▶ AIM OF THE EXERCISE:
Your copy of the material below should match it exactly, except that it holds no pictures.

[begin MATERIAL FOR THIS EXERCISE]

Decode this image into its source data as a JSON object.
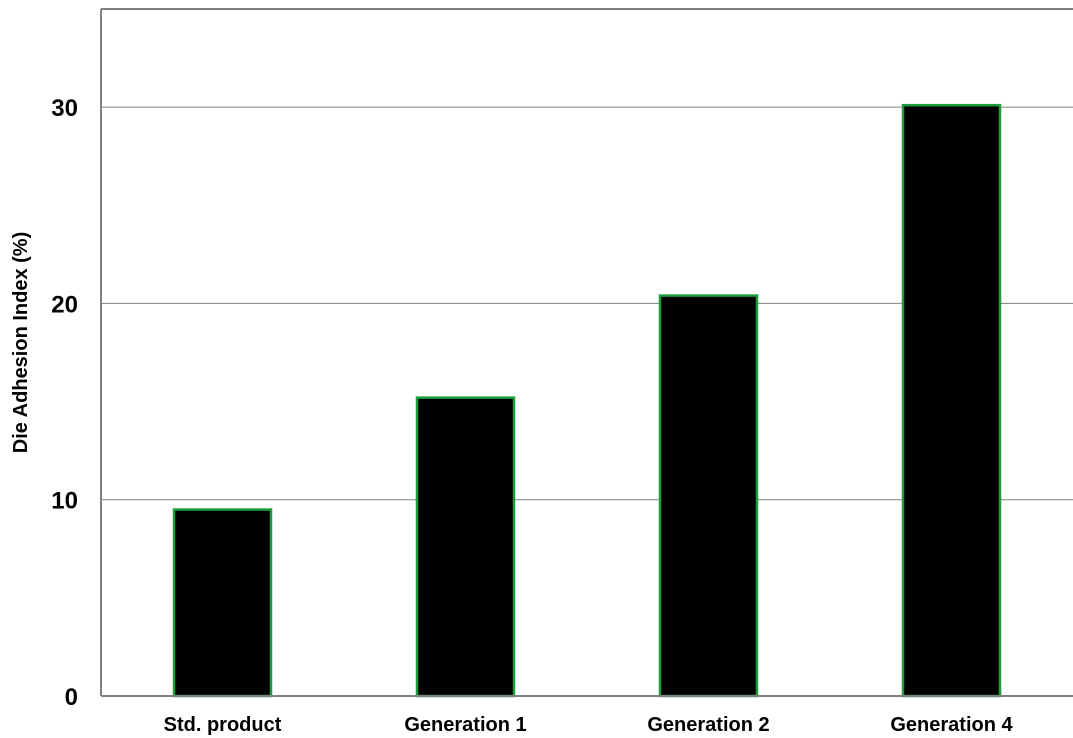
{
  "chart_data": {
    "type": "bar",
    "title": "",
    "xlabel": "",
    "ylabel": "Die Adhesion Index (%)",
    "categories": [
      "Std. product",
      "Generation 1",
      "Generation 2",
      "Generation 4"
    ],
    "values": [
      9.5,
      15.2,
      20.4,
      30.1
    ],
    "ylim": [
      0,
      35
    ],
    "yticks": [
      0,
      10,
      20,
      30
    ],
    "grid": true,
    "legend": "none",
    "colors": {
      "bar_fill": "#000000",
      "bar_stroke": "#1a9e3c",
      "grid": "#808080",
      "axis": "#808080"
    }
  }
}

[end MATERIAL FOR THIS EXERCISE]

▶ FINISHED ANSWER:
Decode this image into its source data as a JSON object.
{
  "chart_data": {
    "type": "bar",
    "title": "",
    "xlabel": "",
    "ylabel": "Die Adhesion Index (%)",
    "categories": [
      "Std. product",
      "Generation 1",
      "Generation 2",
      "Generation 4"
    ],
    "values": [
      9.5,
      15.2,
      20.4,
      30.1
    ],
    "ylim": [
      0,
      35
    ],
    "yticks": [
      0,
      10,
      20,
      30
    ],
    "grid": true,
    "legend": "none",
    "colors": {
      "bar_fill": "#000000",
      "bar_stroke": "#1a9e3c",
      "grid": "#808080",
      "axis": "#808080"
    }
  }
}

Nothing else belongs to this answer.